Task details.
Filter the data below for the string "ylabel" and copy each matching line.

Records for processing.
------------------------

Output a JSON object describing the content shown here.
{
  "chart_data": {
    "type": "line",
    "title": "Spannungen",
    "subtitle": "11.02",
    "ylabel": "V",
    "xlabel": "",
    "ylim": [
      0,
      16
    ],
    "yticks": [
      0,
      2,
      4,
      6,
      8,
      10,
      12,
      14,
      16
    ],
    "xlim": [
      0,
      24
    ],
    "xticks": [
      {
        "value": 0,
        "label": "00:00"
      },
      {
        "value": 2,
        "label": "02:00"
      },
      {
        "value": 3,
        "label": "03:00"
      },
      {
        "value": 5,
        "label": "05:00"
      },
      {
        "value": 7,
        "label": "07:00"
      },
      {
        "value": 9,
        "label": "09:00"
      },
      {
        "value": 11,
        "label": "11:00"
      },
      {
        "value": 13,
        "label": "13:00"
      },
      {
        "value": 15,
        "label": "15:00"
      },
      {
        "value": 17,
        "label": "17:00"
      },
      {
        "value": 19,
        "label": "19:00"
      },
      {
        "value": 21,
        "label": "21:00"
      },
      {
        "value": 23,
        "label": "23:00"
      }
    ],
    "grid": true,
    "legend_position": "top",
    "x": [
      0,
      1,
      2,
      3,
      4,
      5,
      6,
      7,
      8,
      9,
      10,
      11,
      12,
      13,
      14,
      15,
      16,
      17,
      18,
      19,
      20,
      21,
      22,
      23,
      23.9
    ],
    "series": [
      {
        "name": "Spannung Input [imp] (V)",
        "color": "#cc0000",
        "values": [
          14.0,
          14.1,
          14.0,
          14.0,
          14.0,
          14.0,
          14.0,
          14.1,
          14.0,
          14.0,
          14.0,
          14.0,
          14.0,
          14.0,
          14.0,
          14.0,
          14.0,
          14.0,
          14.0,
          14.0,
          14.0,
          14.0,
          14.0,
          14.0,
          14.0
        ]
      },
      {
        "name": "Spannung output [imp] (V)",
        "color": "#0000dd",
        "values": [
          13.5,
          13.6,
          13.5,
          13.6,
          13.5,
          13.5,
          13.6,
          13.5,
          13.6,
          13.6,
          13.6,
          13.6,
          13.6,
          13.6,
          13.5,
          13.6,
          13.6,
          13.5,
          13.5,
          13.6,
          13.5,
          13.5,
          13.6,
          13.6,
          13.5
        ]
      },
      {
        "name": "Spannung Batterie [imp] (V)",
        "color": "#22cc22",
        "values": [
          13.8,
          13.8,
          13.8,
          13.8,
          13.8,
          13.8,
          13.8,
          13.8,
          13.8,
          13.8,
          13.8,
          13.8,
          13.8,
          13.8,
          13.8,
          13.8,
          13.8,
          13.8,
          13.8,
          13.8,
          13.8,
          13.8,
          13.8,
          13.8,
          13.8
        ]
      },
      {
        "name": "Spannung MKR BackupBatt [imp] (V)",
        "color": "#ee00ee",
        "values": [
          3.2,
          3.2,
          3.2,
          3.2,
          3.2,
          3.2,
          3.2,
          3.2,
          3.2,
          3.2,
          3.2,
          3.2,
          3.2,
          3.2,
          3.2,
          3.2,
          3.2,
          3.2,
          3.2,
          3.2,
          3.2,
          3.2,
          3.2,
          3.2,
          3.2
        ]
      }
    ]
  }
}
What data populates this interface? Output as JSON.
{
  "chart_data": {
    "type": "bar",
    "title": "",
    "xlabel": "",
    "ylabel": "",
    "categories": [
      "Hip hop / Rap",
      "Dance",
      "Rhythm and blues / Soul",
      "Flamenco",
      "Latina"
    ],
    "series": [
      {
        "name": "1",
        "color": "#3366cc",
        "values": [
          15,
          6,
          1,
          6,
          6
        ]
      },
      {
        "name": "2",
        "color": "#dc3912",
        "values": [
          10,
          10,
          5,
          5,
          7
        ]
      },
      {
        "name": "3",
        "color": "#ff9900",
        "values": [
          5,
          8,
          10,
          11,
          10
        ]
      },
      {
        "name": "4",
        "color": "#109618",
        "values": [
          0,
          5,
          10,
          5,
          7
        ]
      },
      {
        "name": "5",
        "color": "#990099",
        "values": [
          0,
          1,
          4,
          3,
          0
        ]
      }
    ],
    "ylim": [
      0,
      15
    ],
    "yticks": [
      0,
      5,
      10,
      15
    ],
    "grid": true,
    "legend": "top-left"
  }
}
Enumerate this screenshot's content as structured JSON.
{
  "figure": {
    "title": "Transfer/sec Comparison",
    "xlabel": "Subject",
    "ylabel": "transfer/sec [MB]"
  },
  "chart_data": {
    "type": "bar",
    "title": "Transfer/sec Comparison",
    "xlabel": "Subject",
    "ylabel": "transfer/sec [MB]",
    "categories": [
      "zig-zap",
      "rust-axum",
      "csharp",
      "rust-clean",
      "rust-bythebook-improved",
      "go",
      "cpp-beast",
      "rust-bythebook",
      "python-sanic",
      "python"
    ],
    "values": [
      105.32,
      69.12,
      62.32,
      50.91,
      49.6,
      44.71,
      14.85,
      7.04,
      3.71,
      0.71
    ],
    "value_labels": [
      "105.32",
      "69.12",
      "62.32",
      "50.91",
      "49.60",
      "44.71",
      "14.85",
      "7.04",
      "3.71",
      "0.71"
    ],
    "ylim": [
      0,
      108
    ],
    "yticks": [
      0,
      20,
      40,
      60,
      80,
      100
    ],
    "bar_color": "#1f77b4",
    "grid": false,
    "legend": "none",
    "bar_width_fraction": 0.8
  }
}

------------------------

Solution for this problem.
    "ylabel": "V",
    "ylabel": "",
    "ylabel": "transfer/sec [MB]"
    "ylabel": "transfer/sec [MB]",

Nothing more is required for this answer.